## Begin

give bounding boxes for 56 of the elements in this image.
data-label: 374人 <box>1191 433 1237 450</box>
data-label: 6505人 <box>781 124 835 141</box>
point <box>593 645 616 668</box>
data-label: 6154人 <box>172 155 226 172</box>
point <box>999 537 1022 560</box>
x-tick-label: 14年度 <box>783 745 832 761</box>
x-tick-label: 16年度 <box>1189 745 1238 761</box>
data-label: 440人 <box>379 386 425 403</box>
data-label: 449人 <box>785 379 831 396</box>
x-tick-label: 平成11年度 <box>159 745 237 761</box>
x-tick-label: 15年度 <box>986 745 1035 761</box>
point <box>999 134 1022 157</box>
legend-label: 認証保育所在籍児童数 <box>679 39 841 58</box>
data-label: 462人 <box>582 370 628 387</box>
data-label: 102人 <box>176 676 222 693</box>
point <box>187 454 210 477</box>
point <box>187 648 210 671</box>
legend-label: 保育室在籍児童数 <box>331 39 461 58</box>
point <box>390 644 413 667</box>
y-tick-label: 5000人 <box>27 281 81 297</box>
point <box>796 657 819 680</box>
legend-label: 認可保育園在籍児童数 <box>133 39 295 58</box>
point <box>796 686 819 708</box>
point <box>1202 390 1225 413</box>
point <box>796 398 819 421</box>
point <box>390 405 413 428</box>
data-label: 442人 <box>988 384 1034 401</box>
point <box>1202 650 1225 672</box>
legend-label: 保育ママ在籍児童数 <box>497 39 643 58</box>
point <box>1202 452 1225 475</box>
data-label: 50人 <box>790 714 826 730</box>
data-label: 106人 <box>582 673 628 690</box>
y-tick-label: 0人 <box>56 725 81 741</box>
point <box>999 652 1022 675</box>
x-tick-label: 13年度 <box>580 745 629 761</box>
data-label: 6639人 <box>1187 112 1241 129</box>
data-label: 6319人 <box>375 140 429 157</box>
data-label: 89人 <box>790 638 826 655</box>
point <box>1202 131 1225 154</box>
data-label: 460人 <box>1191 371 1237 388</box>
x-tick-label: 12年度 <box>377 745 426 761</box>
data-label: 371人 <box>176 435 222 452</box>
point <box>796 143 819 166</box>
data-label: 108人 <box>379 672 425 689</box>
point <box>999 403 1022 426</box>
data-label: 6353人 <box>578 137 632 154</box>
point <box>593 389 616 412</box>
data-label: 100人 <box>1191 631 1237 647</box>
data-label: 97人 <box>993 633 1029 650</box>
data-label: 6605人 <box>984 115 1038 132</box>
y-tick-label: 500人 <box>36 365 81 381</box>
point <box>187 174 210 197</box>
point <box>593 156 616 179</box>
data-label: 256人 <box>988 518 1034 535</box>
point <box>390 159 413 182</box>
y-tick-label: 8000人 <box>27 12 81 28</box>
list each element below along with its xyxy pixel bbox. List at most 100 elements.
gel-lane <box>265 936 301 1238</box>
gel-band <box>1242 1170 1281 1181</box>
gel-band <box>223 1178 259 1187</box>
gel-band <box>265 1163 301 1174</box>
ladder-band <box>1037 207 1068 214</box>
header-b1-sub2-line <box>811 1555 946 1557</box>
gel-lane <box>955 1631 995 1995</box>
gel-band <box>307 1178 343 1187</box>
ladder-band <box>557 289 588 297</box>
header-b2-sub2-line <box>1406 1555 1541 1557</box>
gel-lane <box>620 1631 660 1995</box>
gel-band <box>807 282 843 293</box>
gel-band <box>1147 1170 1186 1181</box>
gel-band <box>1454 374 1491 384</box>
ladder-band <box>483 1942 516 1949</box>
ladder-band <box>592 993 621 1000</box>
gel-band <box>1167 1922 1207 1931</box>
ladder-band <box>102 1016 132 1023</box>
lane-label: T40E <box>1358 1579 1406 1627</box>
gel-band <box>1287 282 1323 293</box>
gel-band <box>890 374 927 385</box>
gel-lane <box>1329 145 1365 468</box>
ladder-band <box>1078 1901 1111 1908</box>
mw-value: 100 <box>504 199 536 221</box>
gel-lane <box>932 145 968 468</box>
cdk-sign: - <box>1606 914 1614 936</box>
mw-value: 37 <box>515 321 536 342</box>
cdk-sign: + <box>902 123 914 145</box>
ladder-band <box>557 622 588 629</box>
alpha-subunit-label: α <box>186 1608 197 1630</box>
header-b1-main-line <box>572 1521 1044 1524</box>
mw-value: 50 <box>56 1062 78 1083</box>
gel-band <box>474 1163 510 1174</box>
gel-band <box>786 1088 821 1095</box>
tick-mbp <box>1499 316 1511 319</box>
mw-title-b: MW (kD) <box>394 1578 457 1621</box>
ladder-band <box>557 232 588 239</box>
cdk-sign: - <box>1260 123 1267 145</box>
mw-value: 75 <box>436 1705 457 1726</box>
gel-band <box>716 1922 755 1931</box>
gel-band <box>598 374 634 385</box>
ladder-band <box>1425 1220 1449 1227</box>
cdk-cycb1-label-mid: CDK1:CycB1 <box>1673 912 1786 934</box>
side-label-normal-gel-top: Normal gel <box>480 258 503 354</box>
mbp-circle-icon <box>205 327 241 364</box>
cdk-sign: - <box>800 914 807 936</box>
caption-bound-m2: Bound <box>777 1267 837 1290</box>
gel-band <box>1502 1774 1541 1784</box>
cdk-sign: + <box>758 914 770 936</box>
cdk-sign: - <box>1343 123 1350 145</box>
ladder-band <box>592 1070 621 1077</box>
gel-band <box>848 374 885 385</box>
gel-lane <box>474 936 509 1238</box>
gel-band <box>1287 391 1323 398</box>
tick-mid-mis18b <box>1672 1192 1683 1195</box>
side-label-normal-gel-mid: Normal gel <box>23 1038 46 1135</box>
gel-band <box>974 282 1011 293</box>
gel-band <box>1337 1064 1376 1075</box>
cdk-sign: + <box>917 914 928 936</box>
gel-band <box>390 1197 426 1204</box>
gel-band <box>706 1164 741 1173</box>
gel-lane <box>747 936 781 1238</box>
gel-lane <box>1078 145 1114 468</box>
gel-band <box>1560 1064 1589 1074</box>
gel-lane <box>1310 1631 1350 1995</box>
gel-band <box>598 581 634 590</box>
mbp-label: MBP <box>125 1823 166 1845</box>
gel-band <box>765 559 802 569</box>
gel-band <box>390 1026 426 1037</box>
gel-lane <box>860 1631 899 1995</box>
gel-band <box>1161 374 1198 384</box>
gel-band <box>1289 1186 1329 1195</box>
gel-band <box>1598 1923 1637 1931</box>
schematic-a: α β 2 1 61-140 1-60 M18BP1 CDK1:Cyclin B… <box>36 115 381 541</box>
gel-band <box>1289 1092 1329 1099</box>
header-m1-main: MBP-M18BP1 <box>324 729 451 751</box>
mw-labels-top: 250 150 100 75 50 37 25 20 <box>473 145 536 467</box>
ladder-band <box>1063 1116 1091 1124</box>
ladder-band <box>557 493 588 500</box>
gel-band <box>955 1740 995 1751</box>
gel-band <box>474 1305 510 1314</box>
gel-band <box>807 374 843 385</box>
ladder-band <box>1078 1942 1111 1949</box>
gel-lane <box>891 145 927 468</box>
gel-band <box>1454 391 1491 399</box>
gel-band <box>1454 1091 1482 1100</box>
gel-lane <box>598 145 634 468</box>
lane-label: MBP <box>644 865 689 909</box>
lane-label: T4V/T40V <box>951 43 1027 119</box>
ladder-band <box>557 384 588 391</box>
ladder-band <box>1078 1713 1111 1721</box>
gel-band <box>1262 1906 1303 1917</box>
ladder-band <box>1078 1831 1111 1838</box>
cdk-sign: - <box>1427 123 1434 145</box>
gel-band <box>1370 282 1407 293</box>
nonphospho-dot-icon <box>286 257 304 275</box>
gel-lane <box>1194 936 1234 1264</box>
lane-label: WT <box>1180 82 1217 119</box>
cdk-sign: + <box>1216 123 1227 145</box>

## End

WHAT TO PRODUCE = Starting at the beginning of the records and ending with the line that contains "point <box>999 134 1022 157</box>" (include that line), swap "data-label" for "value-label" wherever it appears and write those lines out again with nothing else changed.

PROBLEM SOLUTION =
give bounding boxes for 56 of the elements in this image.
value-label: 374人 <box>1191 433 1237 450</box>
value-label: 6505人 <box>781 124 835 141</box>
point <box>593 645 616 668</box>
value-label: 6154人 <box>172 155 226 172</box>
point <box>999 537 1022 560</box>
x-tick-label: 14年度 <box>783 745 832 761</box>
x-tick-label: 16年度 <box>1189 745 1238 761</box>
value-label: 440人 <box>379 386 425 403</box>
value-label: 449人 <box>785 379 831 396</box>
x-tick-label: 平成11年度 <box>159 745 237 761</box>
x-tick-label: 15年度 <box>986 745 1035 761</box>
point <box>999 134 1022 157</box>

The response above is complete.